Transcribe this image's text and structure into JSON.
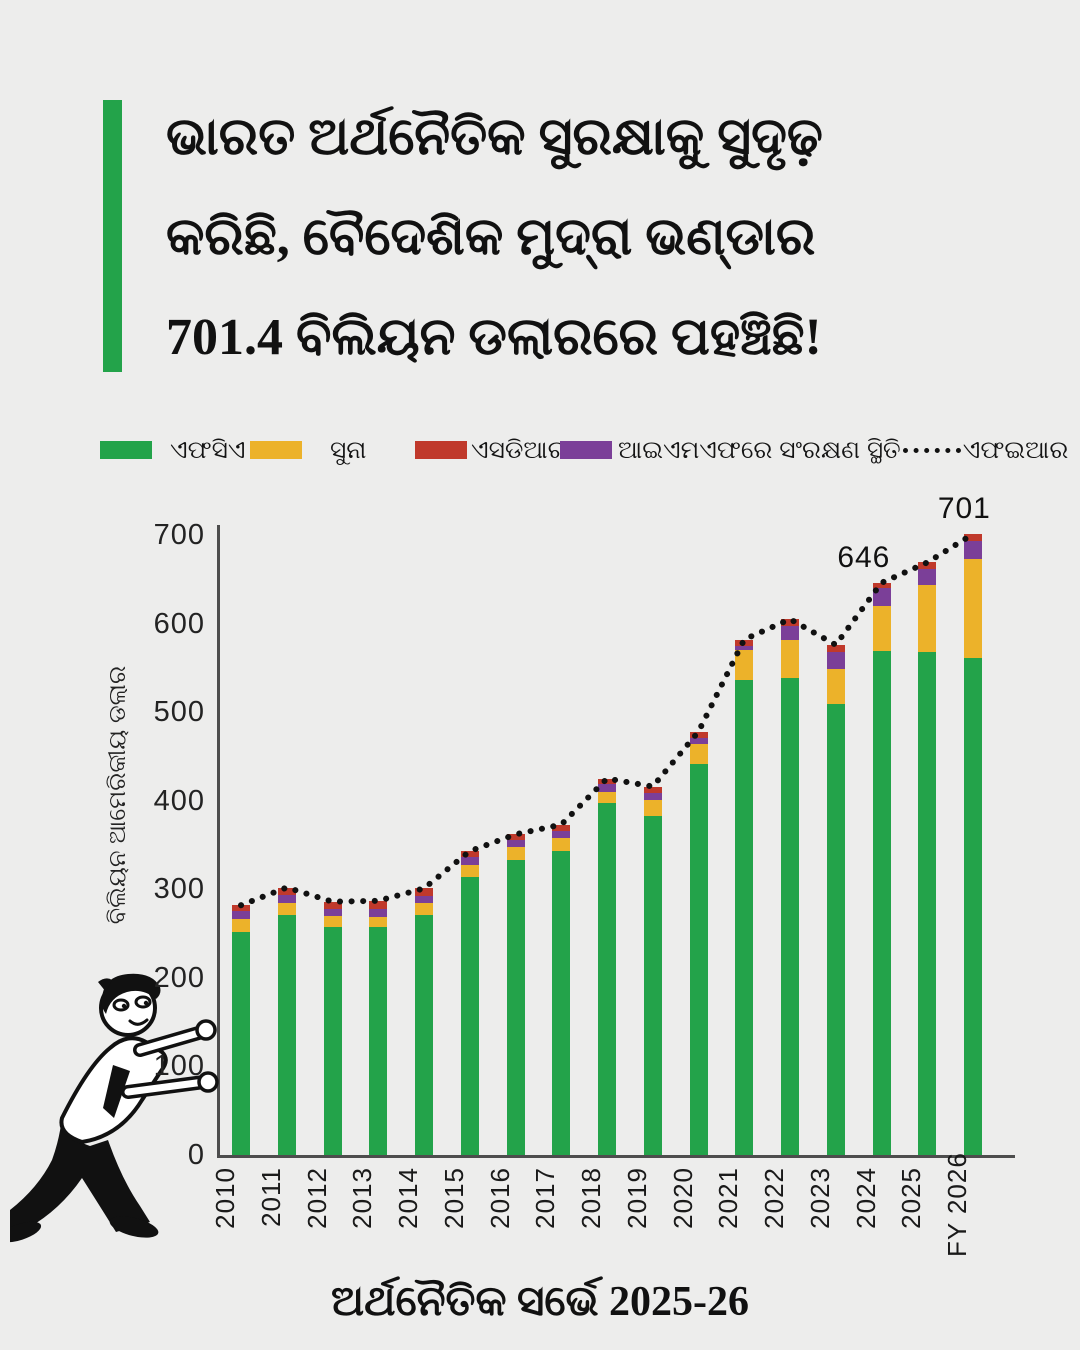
{
  "title": {
    "lines": [
      "ଭାରତ ଅର୍ଥନୈତିକ ସୁରକ୍ଷାକୁ ସୁଦୃଢ଼",
      "କରିଛି, ବୈଦେଶିକ ମୁଦ୍ରା ଭଣ୍ଡାର",
      "701.4 ବିଲିୟନ ଡଲାରରେ ପହଞ୍ଚିଛି!"
    ]
  },
  "accent_color": "#23a34a",
  "legend": [
    {
      "label": "ଏଫସିଏ",
      "color": "#23a34a",
      "type": "swatch"
    },
    {
      "label": "ସୁନା",
      "color": "#ecb22a",
      "type": "swatch"
    },
    {
      "label": "ଏସଡିଆର",
      "color": "#c0392b",
      "type": "swatch"
    },
    {
      "label": "ଆଇଏମଏଫରେ ସଂରକ୍ଷଣ ସ୍ଥିତି",
      "color": "#7b3f98",
      "type": "swatch"
    },
    {
      "label": "ଏଫଇଆର",
      "color": "#111111",
      "type": "dotted-line"
    }
  ],
  "chart_data": {
    "type": "bar",
    "stacked": true,
    "categories": [
      "2010",
      "2011",
      "2012",
      "2013",
      "2014",
      "2015",
      "2016",
      "2017",
      "2018",
      "2019",
      "2020",
      "2021",
      "2022",
      "2023",
      "2024",
      "2025",
      "FY 2026"
    ],
    "series": [
      {
        "name": "ଏଫସିଏ",
        "color": "#23a34a",
        "values": [
          252,
          271,
          258,
          258,
          271,
          314,
          333,
          343,
          397,
          383,
          442,
          536,
          539,
          509,
          569,
          568,
          561
        ]
      },
      {
        "name": "ସୁନା",
        "color": "#ecb22a",
        "values": [
          15,
          14,
          12,
          11,
          13,
          14,
          15,
          15,
          13,
          18,
          22,
          34,
          42,
          40,
          51,
          76,
          112
        ]
      },
      {
        "name": "ଆଇଏମଏଫରେ ସଂରକ୍ଷଣ ସ୍ଥିତି",
        "color": "#7b3f98",
        "values": [
          8,
          9,
          8,
          9,
          8,
          8,
          8,
          8,
          9,
          8,
          7,
          5,
          16,
          19,
          20,
          18,
          20
        ]
      },
      {
        "name": "ଏସଡିଆର",
        "color": "#c0392b",
        "values": [
          7,
          8,
          8,
          9,
          9,
          7,
          6,
          7,
          6,
          7,
          7,
          7,
          8,
          8,
          6,
          7,
          8
        ]
      }
    ],
    "line_series": {
      "name": "ଏଫଇଆର",
      "style": "dotted",
      "color": "#111111",
      "values": [
        282,
        302,
        286,
        287,
        301,
        343,
        362,
        373,
        425,
        416,
        478,
        582,
        605,
        576,
        646,
        669,
        701
      ]
    },
    "annotations": [
      {
        "category": "2024",
        "text": "646"
      },
      {
        "category": "FY 2026",
        "text": "701"
      }
    ],
    "ylabel": "ବିଲିୟନ ଆମେରିକୀୟ ଡଲାର",
    "yticks": [
      0,
      100,
      200,
      300,
      400,
      500,
      600,
      700
    ],
    "ylim": [
      0,
      700
    ],
    "grid": false,
    "legend_position": "top"
  },
  "caption": "ଅର୍ଥନୈତିକ ସର୍ଭେ 2025-26"
}
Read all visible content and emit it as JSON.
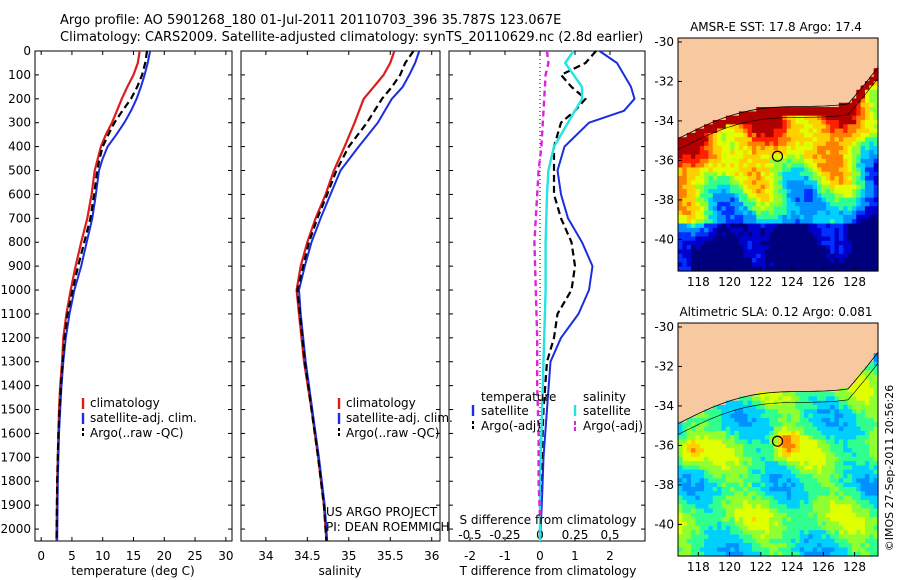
{
  "title_line1": "Argo profile: AO 5901268_180 01-Jul-2011 20110703_396 35.787S 123.067E",
  "title_line2": "Climatology: CARS2009. Satellite-adjusted climatology: synTS_20110629.nc (2.8d earlier)",
  "project_line1": "US ARGO PROJECT",
  "project_line2": "PI: DEAN ROEMMICH",
  "credit": "©IMOS 27-Sep-2011 20:56:26",
  "depth_ticks": [
    "0",
    "100",
    "200",
    "300",
    "400",
    "500",
    "600",
    "700",
    "800",
    "900",
    "1000",
    "1100",
    "1200",
    "1300",
    "1400",
    "1500",
    "1600",
    "1700",
    "1800",
    "1900",
    "2000"
  ],
  "colors": {
    "clim": "#dd1c1c",
    "sat": "#1a2ee0",
    "argo": "#000000",
    "s_sat": "#22e4e4",
    "s_argo": "#e020e0",
    "land": "#f8c8a0"
  },
  "chart_data": [
    {
      "type": "line",
      "id": "temperature",
      "xlabel": "temperature (deg C)",
      "xlim": [
        -1,
        31
      ],
      "ylim": [
        0,
        2050
      ],
      "xticks": [
        0,
        5,
        10,
        15,
        20,
        25,
        30
      ],
      "xtick_labels": [
        "0",
        "5",
        "10",
        "15",
        "20",
        "25",
        "30"
      ],
      "legend": [
        "climatology",
        "satellite-adj. clim.",
        "Argo(..raw -QC)"
      ],
      "series": [
        {
          "name": "climatology",
          "style": "clim",
          "x": [
            16.0,
            15.7,
            15.0,
            14.0,
            13.1,
            12.3,
            11.5,
            10.5,
            9.7,
            9.2,
            8.7,
            8.2,
            7.5,
            6.5,
            5.6,
            4.8,
            4.1,
            3.6,
            3.4,
            3.1,
            2.9,
            2.8,
            2.6,
            2.5
          ],
          "y": [
            0,
            50,
            100,
            150,
            200,
            250,
            300,
            350,
            400,
            450,
            500,
            600,
            700,
            800,
            900,
            1000,
            1100,
            1200,
            1300,
            1400,
            1500,
            1600,
            1800,
            2050
          ]
        },
        {
          "name": "satellite-adj. clim.",
          "style": "sat",
          "x": [
            17.7,
            17.3,
            16.8,
            16.2,
            15.5,
            14.6,
            13.5,
            12.2,
            10.8,
            10.0,
            9.4,
            8.9,
            8.3,
            7.4,
            6.5,
            5.4,
            4.6,
            4.0,
            3.6,
            3.3,
            3.1,
            2.9,
            2.7,
            2.6
          ],
          "y": [
            0,
            50,
            100,
            150,
            200,
            250,
            300,
            350,
            400,
            450,
            500,
            600,
            700,
            800,
            900,
            1000,
            1100,
            1200,
            1300,
            1400,
            1500,
            1600,
            1800,
            2050
          ]
        },
        {
          "name": "Argo(..raw -QC)",
          "style": "argo",
          "x": [
            17.2,
            16.9,
            16.4,
            15.6,
            14.6,
            13.2,
            11.9,
            10.9,
            10.0,
            9.5,
            9.1,
            8.6,
            8.0,
            7.0,
            6.0,
            5.1,
            4.3,
            3.8,
            3.5,
            3.2,
            3.0,
            2.8,
            2.6,
            2.5
          ],
          "y": [
            0,
            50,
            100,
            150,
            200,
            250,
            300,
            350,
            400,
            450,
            500,
            600,
            700,
            800,
            900,
            1000,
            1100,
            1200,
            1300,
            1400,
            1500,
            1600,
            1800,
            2050
          ]
        }
      ]
    },
    {
      "type": "line",
      "id": "salinity",
      "xlabel": "salinity",
      "xlim": [
        33.7,
        36.1
      ],
      "ylim": [
        0,
        2050
      ],
      "xticks": [
        34,
        34.5,
        35,
        35.5,
        36
      ],
      "xtick_labels": [
        "34",
        "34.5",
        "35",
        "35.5",
        "36"
      ],
      "legend": [
        "climatology",
        "satellite-adj. clim.",
        "Argo(..raw -QC)"
      ],
      "series": [
        {
          "name": "climatology",
          "style": "clim",
          "x": [
            35.55,
            35.5,
            35.42,
            35.3,
            35.18,
            35.07,
            34.95,
            34.82,
            34.72,
            34.6,
            34.5,
            34.42,
            34.37,
            34.4,
            34.46,
            34.55,
            34.63,
            34.7,
            34.73
          ],
          "y": [
            0,
            50,
            100,
            150,
            200,
            300,
            400,
            500,
            600,
            700,
            800,
            900,
            1000,
            1100,
            1300,
            1500,
            1700,
            1900,
            2050
          ]
        },
        {
          "name": "satellite-adj. clim.",
          "style": "sat",
          "x": [
            35.85,
            35.8,
            35.73,
            35.65,
            35.52,
            35.35,
            35.12,
            34.9,
            34.78,
            34.66,
            34.55,
            34.47,
            34.4,
            34.42,
            34.48,
            34.56,
            34.64,
            34.71,
            34.74
          ],
          "y": [
            0,
            50,
            100,
            150,
            200,
            300,
            400,
            500,
            600,
            700,
            800,
            900,
            1000,
            1100,
            1300,
            1500,
            1700,
            1900,
            2050
          ]
        },
        {
          "name": "Argo(..raw -QC)",
          "style": "argo",
          "x": [
            35.78,
            35.68,
            35.62,
            35.52,
            35.4,
            35.22,
            35.0,
            34.85,
            34.74,
            34.62,
            34.52,
            34.45,
            34.38,
            34.41,
            34.47,
            34.55,
            34.63,
            34.7,
            34.73
          ],
          "y": [
            0,
            50,
            100,
            150,
            200,
            300,
            400,
            500,
            600,
            700,
            800,
            900,
            1000,
            1100,
            1300,
            1500,
            1700,
            1900,
            2050
          ]
        }
      ]
    },
    {
      "type": "line",
      "id": "difference",
      "xlabel": "T difference from climatology",
      "xlabel_top": "S difference from climatology",
      "xlim": [
        -2.6,
        3.0
      ],
      "ylim": [
        0,
        2050
      ],
      "xticks": [
        -2,
        -1,
        0,
        1,
        2
      ],
      "xtick_labels": [
        "-2",
        "-1",
        "0",
        "1",
        "2"
      ],
      "s_ticks": [
        -0.5,
        -0.25,
        0,
        0.25,
        0.5
      ],
      "s_tick_labels": [
        "-0.5",
        "-0.25",
        "0",
        "0.25",
        "0.5"
      ],
      "s_scale": 4,
      "legend_headers": [
        "temperature",
        "salinity"
      ],
      "legend": [
        "satellite",
        "Argo(-adj)",
        "satellite",
        "Argo(-adj)"
      ],
      "series": [
        {
          "name": "T satellite",
          "style": "sat",
          "x": [
            1.7,
            2.2,
            2.4,
            2.6,
            2.7,
            2.4,
            1.4,
            0.7,
            0.5,
            0.6,
            0.8,
            1.2,
            1.5,
            1.4,
            1.1,
            0.6,
            0.3,
            0.2,
            0.1,
            0.05,
            0.0
          ],
          "y": [
            0,
            50,
            100,
            150,
            200,
            250,
            300,
            400,
            500,
            600,
            700,
            800,
            900,
            1000,
            1100,
            1200,
            1300,
            1500,
            1700,
            1900,
            2050
          ]
        },
        {
          "name": "T Argo(-adj)",
          "style": "argo",
          "x": [
            1.6,
            1.3,
            0.6,
            0.9,
            1.3,
            1.0,
            0.6,
            0.4,
            0.4,
            0.4,
            0.6,
            0.9,
            1.0,
            0.9,
            0.5,
            0.4,
            0.2,
            0.1,
            0.05,
            0.0
          ],
          "y": [
            0,
            50,
            100,
            150,
            200,
            250,
            300,
            400,
            500,
            600,
            700,
            800,
            900,
            1000,
            1100,
            1200,
            1300,
            1500,
            1700,
            1900
          ]
        },
        {
          "name": "S satellite",
          "style": "s_sat",
          "x": [
            0.24,
            0.18,
            0.24,
            0.3,
            0.3,
            0.2,
            0.1,
            0.06,
            0.05,
            0.04,
            0.04,
            0.03,
            0.02,
            0.01,
            0.0,
            0.0
          ],
          "y": [
            0,
            50,
            100,
            150,
            200,
            300,
            400,
            500,
            600,
            800,
            1000,
            1200,
            1400,
            1600,
            1800,
            2050
          ]
        },
        {
          "name": "S Argo(-adj)",
          "style": "s_argo",
          "x": [
            0.05,
            0.06,
            0.04,
            0.03,
            0.02,
            0.01,
            -0.01,
            -0.02,
            -0.03,
            -0.04,
            -0.03,
            -0.02,
            -0.02,
            -0.01,
            -0.01,
            0.0
          ],
          "y": [
            0,
            50,
            100,
            200,
            300,
            400,
            500,
            600,
            700,
            800,
            1000,
            1200,
            1400,
            1600,
            1800,
            1950
          ]
        }
      ]
    },
    {
      "type": "heatmap",
      "id": "sst-map",
      "title": "AMSR-E SST: 17.8  Argo: 17.4",
      "xlim": [
        116.7,
        129.5
      ],
      "ylim": [
        -41.6,
        -29.8
      ],
      "xticks": [
        118,
        120,
        122,
        124,
        126,
        128
      ],
      "xtick_labels": [
        "118",
        "120",
        "122",
        "124",
        "126",
        "128"
      ],
      "yticks": [
        -30,
        -32,
        -34,
        -36,
        -38,
        -40
      ],
      "ytick_labels": [
        "-30",
        "-32",
        "-34",
        "-36",
        "-38",
        "-40"
      ],
      "marker": {
        "lon": 123.067,
        "lat": -35.787
      },
      "palette": [
        "#00007f",
        "#0000cc",
        "#0030ff",
        "#0090ff",
        "#00d0ff",
        "#30ff90",
        "#90ff30",
        "#e0ff00",
        "#ffd000",
        "#ff8000",
        "#ff2000",
        "#b00000"
      ]
    },
    {
      "type": "heatmap",
      "id": "sla-map",
      "title": "Altimetric SLA: 0.12  Argo: 0.081",
      "xlim": [
        116.7,
        129.5
      ],
      "ylim": [
        -41.6,
        -29.8
      ],
      "xticks": [
        118,
        120,
        122,
        124,
        126,
        128
      ],
      "xtick_labels": [
        "118",
        "120",
        "122",
        "124",
        "126",
        "128"
      ],
      "yticks": [
        -30,
        -32,
        -34,
        -36,
        -38,
        -40
      ],
      "ytick_labels": [
        "-30",
        "-32",
        "-34",
        "-36",
        "-38",
        "-40"
      ],
      "marker": {
        "lon": 123.067,
        "lat": -35.787
      },
      "palette": [
        "#00007f",
        "#0000cc",
        "#0030ff",
        "#0090ff",
        "#00d0ff",
        "#30ff90",
        "#90ff30",
        "#e0ff00",
        "#ffd000",
        "#ff8000",
        "#ff2000",
        "#b00000"
      ]
    }
  ]
}
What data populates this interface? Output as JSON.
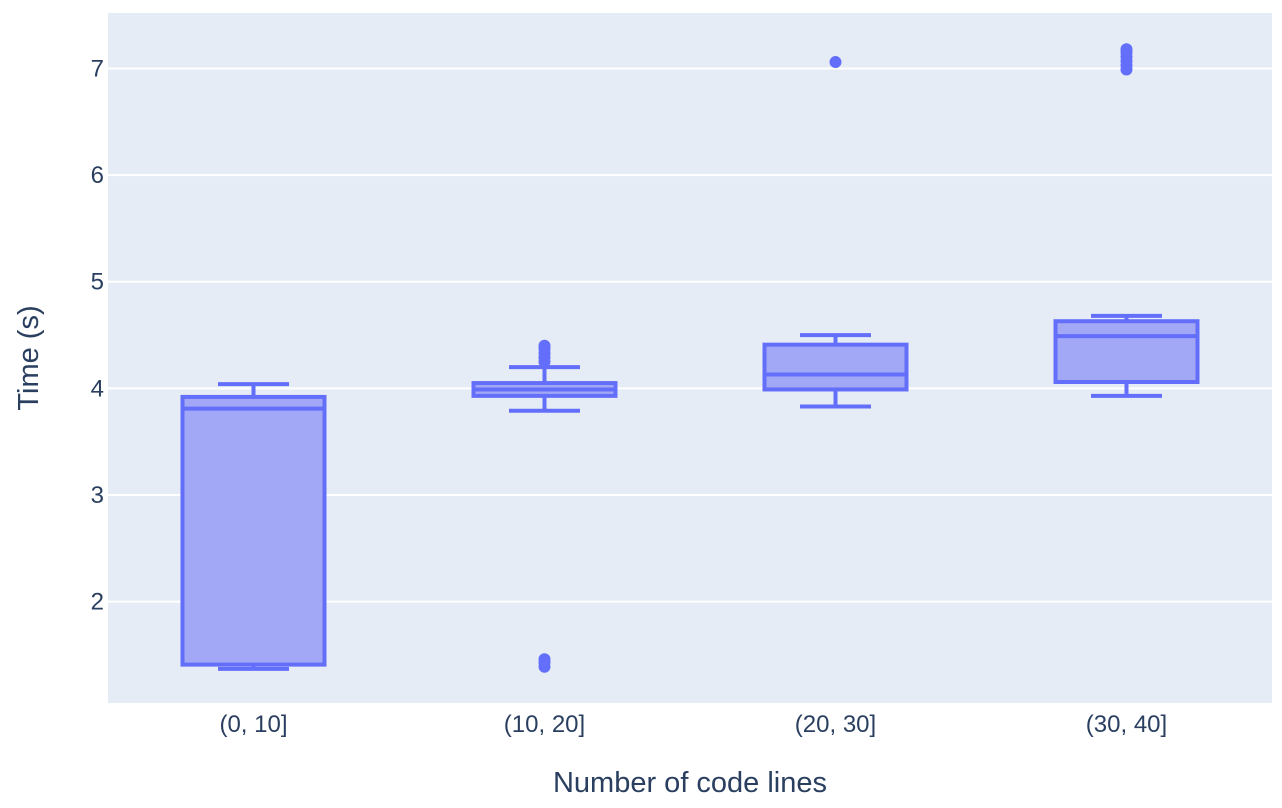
{
  "colors": {
    "plot_background": "#e5ecf6",
    "grid": "#ffffff",
    "box_line": "#636efa",
    "box_fill": "#a2a8f5",
    "text": "#2a3f5f"
  },
  "chart_data": {
    "type": "box",
    "xlabel": "Number of code lines",
    "ylabel": "Time (s)",
    "ylim": [
      1.05,
      7.52
    ],
    "yticks": [
      2,
      3,
      4,
      5,
      6,
      7
    ],
    "grid": true,
    "categories": [
      "(0, 10]",
      "(10, 20]",
      "(20, 30]",
      "(30, 40]"
    ],
    "boxes": [
      {
        "category": "(0, 10]",
        "lower_whisker": 1.37,
        "q1": 1.41,
        "median": 3.81,
        "q3": 3.92,
        "upper_whisker": 4.04,
        "outliers": []
      },
      {
        "category": "(10, 20]",
        "lower_whisker": 3.79,
        "q1": 3.93,
        "median": 3.99,
        "q3": 4.05,
        "upper_whisker": 4.2,
        "outliers": [
          4.25,
          4.29,
          4.33,
          4.37,
          4.4,
          1.39,
          1.43,
          1.46
        ]
      },
      {
        "category": "(20, 30]",
        "lower_whisker": 3.83,
        "q1": 3.99,
        "median": 4.13,
        "q3": 4.41,
        "upper_whisker": 4.5,
        "outliers": [
          7.06
        ]
      },
      {
        "category": "(30, 40]",
        "lower_whisker": 3.93,
        "q1": 4.06,
        "median": 4.49,
        "q3": 4.63,
        "upper_whisker": 4.68,
        "outliers": [
          6.99,
          7.03,
          7.07,
          7.11,
          7.15,
          7.18
        ]
      }
    ]
  }
}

To be done: Omit the pictures, then extract verbatim only those lines that fall between the line containing "What data populates" and the final line of the records above, both included.

The reply:
What data populates this interface? Output as JSON.
{
  "colors": {
    "plot_background": "#e5ecf6",
    "grid": "#ffffff",
    "box_line": "#636efa",
    "box_fill": "#a2a8f5",
    "text": "#2a3f5f"
  },
  "chart_data": {
    "type": "box",
    "xlabel": "Number of code lines",
    "ylabel": "Time (s)",
    "ylim": [
      1.05,
      7.52
    ],
    "yticks": [
      2,
      3,
      4,
      5,
      6,
      7
    ],
    "grid": true,
    "categories": [
      "(0, 10]",
      "(10, 20]",
      "(20, 30]",
      "(30, 40]"
    ],
    "boxes": [
      {
        "category": "(0, 10]",
        "lower_whisker": 1.37,
        "q1": 1.41,
        "median": 3.81,
        "q3": 3.92,
        "upper_whisker": 4.04,
        "outliers": []
      },
      {
        "category": "(10, 20]",
        "lower_whisker": 3.79,
        "q1": 3.93,
        "median": 3.99,
        "q3": 4.05,
        "upper_whisker": 4.2,
        "outliers": [
          4.25,
          4.29,
          4.33,
          4.37,
          4.4,
          1.39,
          1.43,
          1.46
        ]
      },
      {
        "category": "(20, 30]",
        "lower_whisker": 3.83,
        "q1": 3.99,
        "median": 4.13,
        "q3": 4.41,
        "upper_whisker": 4.5,
        "outliers": [
          7.06
        ]
      },
      {
        "category": "(30, 40]",
        "lower_whisker": 3.93,
        "q1": 4.06,
        "median": 4.49,
        "q3": 4.63,
        "upper_whisker": 4.68,
        "outliers": [
          6.99,
          7.03,
          7.07,
          7.11,
          7.15,
          7.18
        ]
      }
    ]
  }
}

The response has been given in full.